>>>>>

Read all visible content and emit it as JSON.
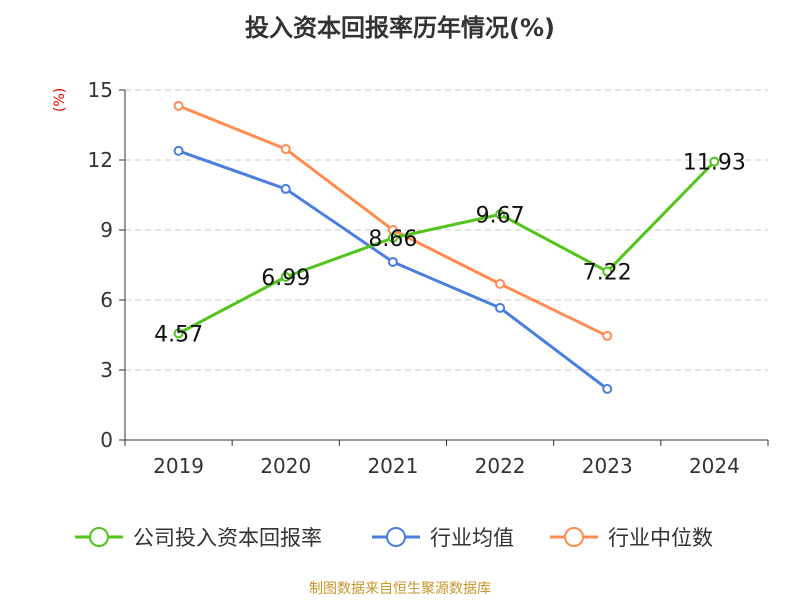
{
  "chart_data": {
    "type": "line",
    "title": "投入资本回报率历年情况(%)",
    "ylabel": "(%)",
    "categories": [
      "2019",
      "2020",
      "2021",
      "2022",
      "2023",
      "2024"
    ],
    "ylim": [
      0,
      15
    ],
    "yticks": [
      0,
      3,
      6,
      9,
      12,
      15
    ],
    "grid": true,
    "legend_position": "bottom",
    "series": [
      {
        "name": "公司投入资本回报率",
        "color": "#52c41a",
        "values": [
          4.57,
          6.99,
          8.66,
          9.67,
          7.22,
          11.93
        ],
        "labels": [
          "4.57",
          "6.99",
          "8.66",
          "9.67",
          "7.22",
          "11.93"
        ]
      },
      {
        "name": "行业均值",
        "color": "#4a7ee0",
        "values": [
          12.39,
          10.76,
          7.63,
          5.66,
          2.19,
          null
        ]
      },
      {
        "name": "行业中位数",
        "color": "#ff8c52",
        "values": [
          14.32,
          12.47,
          9.0,
          6.69,
          4.46,
          null
        ]
      }
    ]
  },
  "source": "制图数据来自恒生聚源数据库"
}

<<<<<

* **Request**
Leaving aside the images, write out the entries above word for word.

* **Exercise solution**
Read all visible content and emit it as JSON.
{
  "chart_data": {
    "type": "line",
    "title": "投入资本回报率历年情况(%)",
    "ylabel": "(%)",
    "categories": [
      "2019",
      "2020",
      "2021",
      "2022",
      "2023",
      "2024"
    ],
    "ylim": [
      0,
      15
    ],
    "yticks": [
      0,
      3,
      6,
      9,
      12,
      15
    ],
    "grid": true,
    "legend_position": "bottom",
    "series": [
      {
        "name": "公司投入资本回报率",
        "color": "#52c41a",
        "values": [
          4.57,
          6.99,
          8.66,
          9.67,
          7.22,
          11.93
        ],
        "labels": [
          "4.57",
          "6.99",
          "8.66",
          "9.67",
          "7.22",
          "11.93"
        ]
      },
      {
        "name": "行业均值",
        "color": "#4a7ee0",
        "values": [
          12.39,
          10.76,
          7.63,
          5.66,
          2.19,
          null
        ]
      },
      {
        "name": "行业中位数",
        "color": "#ff8c52",
        "values": [
          14.32,
          12.47,
          9.0,
          6.69,
          4.46,
          null
        ]
      }
    ]
  },
  "source": "制图数据来自恒生聚源数据库"
}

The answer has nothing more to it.